Where a line holds the word "Mujeres", copy that line.

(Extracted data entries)
— begin —

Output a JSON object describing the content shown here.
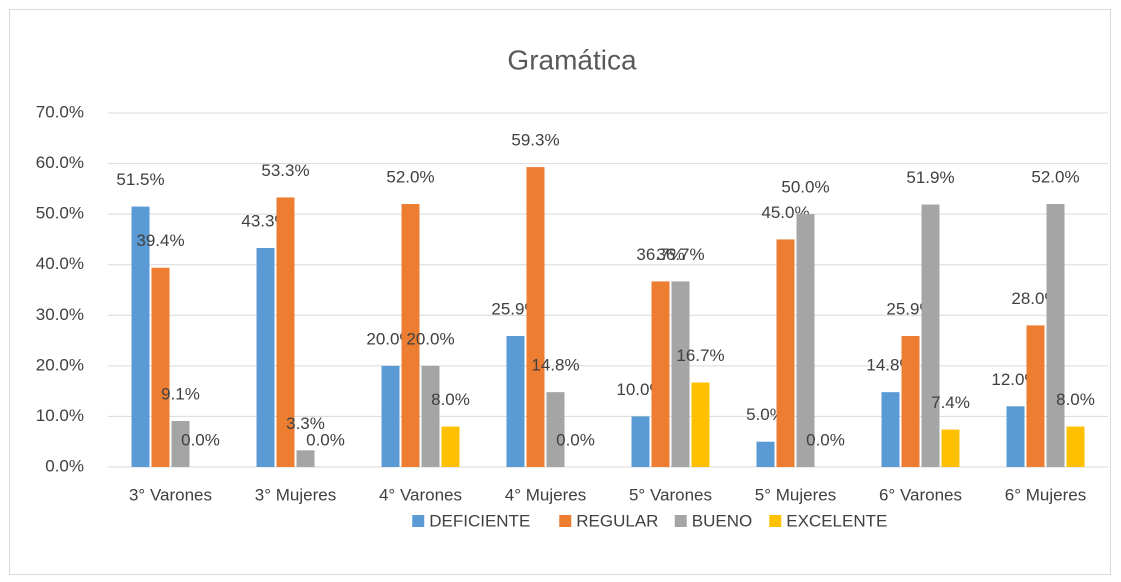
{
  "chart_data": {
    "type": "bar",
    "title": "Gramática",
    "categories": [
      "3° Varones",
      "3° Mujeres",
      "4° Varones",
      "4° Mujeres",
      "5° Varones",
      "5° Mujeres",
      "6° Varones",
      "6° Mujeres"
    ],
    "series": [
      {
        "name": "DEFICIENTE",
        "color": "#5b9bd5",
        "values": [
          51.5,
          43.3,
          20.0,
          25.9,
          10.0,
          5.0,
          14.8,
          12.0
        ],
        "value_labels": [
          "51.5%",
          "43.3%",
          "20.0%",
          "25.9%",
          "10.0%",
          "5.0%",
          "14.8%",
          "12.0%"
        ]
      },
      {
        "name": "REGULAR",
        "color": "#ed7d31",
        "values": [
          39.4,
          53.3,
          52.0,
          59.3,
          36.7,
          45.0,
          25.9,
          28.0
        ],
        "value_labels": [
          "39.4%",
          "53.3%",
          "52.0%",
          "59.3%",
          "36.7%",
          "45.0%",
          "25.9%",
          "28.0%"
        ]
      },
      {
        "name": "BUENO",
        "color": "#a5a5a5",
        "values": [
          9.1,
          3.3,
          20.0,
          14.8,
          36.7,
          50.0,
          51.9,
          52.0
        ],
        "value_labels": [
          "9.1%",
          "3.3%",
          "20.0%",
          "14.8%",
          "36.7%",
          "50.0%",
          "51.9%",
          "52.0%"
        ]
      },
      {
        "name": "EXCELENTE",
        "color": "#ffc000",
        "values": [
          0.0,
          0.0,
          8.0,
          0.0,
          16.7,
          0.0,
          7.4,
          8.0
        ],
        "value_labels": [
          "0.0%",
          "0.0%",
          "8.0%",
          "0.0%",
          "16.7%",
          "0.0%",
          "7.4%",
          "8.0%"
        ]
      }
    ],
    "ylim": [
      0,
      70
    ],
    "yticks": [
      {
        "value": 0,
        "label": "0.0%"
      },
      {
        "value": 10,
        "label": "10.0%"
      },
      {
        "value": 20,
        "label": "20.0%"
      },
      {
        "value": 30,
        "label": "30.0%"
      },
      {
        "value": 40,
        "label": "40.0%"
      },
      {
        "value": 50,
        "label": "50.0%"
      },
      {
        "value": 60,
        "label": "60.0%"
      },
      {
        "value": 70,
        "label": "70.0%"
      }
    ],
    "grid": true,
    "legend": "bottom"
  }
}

— end —

**EXPECTED OUTPUT**
      "3° Mujeres",
      "4° Mujeres",
      "5° Mujeres",
      "6° Mujeres"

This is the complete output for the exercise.